(TASK BRIEF)
Extract every line below that contains the word "Turnover".

(DATA EXCERPTS)
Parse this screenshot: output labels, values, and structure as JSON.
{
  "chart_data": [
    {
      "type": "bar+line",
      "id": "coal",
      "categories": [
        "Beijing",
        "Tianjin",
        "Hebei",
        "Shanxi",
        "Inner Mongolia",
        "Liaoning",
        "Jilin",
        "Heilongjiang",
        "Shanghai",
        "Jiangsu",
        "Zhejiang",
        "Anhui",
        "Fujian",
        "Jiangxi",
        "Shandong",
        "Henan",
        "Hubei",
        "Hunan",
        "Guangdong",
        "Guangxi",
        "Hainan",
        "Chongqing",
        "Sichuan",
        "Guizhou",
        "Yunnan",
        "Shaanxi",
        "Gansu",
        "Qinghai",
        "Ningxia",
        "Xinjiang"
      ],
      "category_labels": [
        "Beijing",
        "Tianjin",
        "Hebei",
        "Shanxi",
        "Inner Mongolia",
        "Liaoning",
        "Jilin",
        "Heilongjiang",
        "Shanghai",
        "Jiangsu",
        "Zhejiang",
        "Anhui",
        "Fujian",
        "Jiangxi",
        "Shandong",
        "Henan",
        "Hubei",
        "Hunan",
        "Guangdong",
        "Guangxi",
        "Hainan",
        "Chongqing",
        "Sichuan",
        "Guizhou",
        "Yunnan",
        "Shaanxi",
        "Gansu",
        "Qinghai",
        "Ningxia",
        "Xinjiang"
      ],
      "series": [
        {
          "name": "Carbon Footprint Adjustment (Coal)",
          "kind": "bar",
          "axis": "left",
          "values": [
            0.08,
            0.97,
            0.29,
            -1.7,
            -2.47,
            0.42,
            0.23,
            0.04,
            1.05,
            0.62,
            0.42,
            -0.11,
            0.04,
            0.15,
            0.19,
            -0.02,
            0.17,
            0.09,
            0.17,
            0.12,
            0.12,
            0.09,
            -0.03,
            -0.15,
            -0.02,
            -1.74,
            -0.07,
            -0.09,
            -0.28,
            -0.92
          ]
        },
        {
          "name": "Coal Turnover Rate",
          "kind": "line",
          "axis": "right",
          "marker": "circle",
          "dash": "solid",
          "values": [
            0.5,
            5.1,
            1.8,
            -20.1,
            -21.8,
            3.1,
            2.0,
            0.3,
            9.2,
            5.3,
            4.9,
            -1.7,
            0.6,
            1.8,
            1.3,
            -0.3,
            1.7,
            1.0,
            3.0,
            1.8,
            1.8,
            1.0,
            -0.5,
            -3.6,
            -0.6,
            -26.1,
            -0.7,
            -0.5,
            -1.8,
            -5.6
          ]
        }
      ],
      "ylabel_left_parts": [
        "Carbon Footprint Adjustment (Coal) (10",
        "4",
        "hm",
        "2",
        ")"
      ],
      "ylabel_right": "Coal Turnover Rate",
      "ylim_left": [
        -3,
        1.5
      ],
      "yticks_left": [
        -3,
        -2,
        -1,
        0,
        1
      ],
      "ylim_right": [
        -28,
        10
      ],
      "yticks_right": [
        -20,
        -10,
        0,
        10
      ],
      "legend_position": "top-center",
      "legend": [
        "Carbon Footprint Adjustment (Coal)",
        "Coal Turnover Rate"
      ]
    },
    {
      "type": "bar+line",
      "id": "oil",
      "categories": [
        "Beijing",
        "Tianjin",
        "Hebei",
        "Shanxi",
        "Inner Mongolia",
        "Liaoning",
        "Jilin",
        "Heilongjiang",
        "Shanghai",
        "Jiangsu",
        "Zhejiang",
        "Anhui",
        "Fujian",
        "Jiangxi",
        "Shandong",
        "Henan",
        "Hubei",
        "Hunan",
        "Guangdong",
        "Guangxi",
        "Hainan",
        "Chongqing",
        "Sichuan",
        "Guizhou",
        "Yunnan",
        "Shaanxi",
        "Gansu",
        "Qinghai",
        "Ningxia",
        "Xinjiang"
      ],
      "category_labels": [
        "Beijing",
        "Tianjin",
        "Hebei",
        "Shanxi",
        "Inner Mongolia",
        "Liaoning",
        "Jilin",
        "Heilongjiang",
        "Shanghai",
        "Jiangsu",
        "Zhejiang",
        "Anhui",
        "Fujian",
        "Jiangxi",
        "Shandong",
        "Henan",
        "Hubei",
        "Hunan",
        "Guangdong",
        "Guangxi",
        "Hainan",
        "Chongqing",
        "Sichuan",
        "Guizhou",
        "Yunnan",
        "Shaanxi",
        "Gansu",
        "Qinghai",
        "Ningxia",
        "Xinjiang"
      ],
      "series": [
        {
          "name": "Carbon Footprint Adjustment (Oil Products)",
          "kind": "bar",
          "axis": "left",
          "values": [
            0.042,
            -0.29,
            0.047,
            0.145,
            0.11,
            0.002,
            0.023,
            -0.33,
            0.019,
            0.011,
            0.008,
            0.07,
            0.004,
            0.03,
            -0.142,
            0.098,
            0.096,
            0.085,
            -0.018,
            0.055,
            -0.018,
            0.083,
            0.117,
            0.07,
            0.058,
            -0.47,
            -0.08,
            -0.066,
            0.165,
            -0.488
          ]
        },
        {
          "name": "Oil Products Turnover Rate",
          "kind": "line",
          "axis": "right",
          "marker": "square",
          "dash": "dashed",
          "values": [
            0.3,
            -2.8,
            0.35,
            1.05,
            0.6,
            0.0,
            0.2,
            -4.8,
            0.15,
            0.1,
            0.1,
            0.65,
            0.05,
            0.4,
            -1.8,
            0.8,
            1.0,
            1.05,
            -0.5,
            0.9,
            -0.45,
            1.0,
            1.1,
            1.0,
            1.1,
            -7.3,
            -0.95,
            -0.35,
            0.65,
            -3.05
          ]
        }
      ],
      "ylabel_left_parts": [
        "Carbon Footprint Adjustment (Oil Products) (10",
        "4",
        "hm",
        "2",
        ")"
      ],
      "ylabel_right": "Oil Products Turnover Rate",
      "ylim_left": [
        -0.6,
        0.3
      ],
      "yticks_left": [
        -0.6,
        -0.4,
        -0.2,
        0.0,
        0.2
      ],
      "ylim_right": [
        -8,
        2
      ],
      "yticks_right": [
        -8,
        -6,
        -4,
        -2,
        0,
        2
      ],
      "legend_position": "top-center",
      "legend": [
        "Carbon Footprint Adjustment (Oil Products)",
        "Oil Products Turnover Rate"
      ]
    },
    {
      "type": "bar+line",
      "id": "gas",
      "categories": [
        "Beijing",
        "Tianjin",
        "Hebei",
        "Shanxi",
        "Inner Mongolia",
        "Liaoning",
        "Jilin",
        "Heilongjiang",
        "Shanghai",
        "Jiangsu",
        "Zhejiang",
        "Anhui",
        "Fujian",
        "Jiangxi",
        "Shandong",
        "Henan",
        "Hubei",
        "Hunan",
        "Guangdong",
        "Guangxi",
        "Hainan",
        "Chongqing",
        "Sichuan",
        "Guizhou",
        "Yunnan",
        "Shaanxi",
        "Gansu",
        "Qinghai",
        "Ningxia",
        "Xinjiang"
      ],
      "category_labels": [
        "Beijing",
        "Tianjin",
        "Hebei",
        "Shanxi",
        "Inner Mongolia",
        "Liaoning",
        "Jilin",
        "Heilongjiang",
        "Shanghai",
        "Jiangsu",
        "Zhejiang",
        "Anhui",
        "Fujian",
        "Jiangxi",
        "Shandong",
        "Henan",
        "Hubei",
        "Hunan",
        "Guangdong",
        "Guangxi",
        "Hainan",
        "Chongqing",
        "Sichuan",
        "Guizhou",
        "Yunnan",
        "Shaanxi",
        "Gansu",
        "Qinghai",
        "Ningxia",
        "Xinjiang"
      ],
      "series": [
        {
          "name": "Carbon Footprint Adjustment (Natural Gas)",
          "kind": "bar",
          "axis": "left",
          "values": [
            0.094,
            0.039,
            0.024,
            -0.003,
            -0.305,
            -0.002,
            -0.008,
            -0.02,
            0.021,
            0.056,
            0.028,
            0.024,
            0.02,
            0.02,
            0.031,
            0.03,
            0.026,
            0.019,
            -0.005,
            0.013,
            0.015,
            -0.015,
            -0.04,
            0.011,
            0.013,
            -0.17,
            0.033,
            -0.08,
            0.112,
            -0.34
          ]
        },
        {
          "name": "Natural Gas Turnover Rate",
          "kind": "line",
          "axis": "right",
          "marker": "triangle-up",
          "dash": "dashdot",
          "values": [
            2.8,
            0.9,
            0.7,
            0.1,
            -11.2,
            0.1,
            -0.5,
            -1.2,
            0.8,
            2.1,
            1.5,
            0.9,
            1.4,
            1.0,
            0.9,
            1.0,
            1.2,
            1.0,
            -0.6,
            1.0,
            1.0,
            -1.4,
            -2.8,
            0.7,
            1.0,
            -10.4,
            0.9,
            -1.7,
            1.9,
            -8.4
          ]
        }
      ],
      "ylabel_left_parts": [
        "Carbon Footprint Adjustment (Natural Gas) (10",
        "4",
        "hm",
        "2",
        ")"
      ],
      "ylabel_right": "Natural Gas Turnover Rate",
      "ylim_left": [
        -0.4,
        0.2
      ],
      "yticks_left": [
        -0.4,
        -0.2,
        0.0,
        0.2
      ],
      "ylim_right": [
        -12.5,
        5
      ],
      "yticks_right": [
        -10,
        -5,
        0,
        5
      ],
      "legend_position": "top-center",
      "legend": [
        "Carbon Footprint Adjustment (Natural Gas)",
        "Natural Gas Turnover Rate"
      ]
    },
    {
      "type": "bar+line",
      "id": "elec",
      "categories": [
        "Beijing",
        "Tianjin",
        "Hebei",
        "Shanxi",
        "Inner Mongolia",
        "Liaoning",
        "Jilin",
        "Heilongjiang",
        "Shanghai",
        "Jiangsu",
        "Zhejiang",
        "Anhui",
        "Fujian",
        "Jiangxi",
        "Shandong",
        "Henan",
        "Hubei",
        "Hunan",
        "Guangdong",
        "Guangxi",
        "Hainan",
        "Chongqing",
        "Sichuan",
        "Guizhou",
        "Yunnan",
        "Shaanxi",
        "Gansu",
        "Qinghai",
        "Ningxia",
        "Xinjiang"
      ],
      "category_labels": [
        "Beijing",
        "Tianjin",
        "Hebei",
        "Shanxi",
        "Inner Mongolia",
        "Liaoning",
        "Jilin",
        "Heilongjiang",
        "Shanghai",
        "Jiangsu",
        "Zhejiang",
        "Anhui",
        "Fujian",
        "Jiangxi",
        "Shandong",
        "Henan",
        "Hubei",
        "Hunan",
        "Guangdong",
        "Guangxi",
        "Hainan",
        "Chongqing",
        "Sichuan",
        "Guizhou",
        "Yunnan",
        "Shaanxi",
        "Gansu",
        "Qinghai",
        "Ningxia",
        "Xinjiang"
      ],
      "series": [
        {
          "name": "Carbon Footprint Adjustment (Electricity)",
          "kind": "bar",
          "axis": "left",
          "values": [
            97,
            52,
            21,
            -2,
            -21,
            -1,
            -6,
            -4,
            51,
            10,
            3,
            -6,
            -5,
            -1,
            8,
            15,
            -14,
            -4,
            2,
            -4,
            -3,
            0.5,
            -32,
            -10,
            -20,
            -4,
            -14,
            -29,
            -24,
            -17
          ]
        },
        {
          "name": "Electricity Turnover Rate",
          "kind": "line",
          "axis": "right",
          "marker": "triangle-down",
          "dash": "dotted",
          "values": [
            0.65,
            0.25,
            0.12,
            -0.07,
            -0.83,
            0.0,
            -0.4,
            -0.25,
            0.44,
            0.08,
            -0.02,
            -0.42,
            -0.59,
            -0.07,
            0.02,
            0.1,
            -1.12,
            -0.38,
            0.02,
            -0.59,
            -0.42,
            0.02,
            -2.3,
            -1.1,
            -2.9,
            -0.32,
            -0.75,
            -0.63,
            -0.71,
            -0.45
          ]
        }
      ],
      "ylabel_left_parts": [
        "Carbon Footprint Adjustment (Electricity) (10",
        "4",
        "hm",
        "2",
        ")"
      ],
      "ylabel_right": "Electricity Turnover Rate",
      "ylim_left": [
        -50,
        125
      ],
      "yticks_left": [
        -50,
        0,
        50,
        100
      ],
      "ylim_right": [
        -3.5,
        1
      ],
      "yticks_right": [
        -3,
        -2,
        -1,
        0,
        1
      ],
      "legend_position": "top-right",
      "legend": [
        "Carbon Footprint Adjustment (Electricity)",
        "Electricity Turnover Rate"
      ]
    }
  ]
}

(OUTPUT OF THE EXERCISE)
          "name": "Coal Turnover Rate",
      "ylabel_right": "Coal Turnover Rate",
        "Coal Turnover Rate"
          "name": "Oil Products Turnover Rate",
      "ylabel_right": "Oil Products Turnover Rate",
        "Oil Products Turnover Rate"
          "name": "Natural Gas Turnover Rate",
      "ylabel_right": "Natural Gas Turnover Rate",
        "Natural Gas Turnover Rate"
          "name": "Electricity Turnover Rate",
      "ylabel_right": "Electricity Turnover Rate",
        "Electricity Turnover Rate"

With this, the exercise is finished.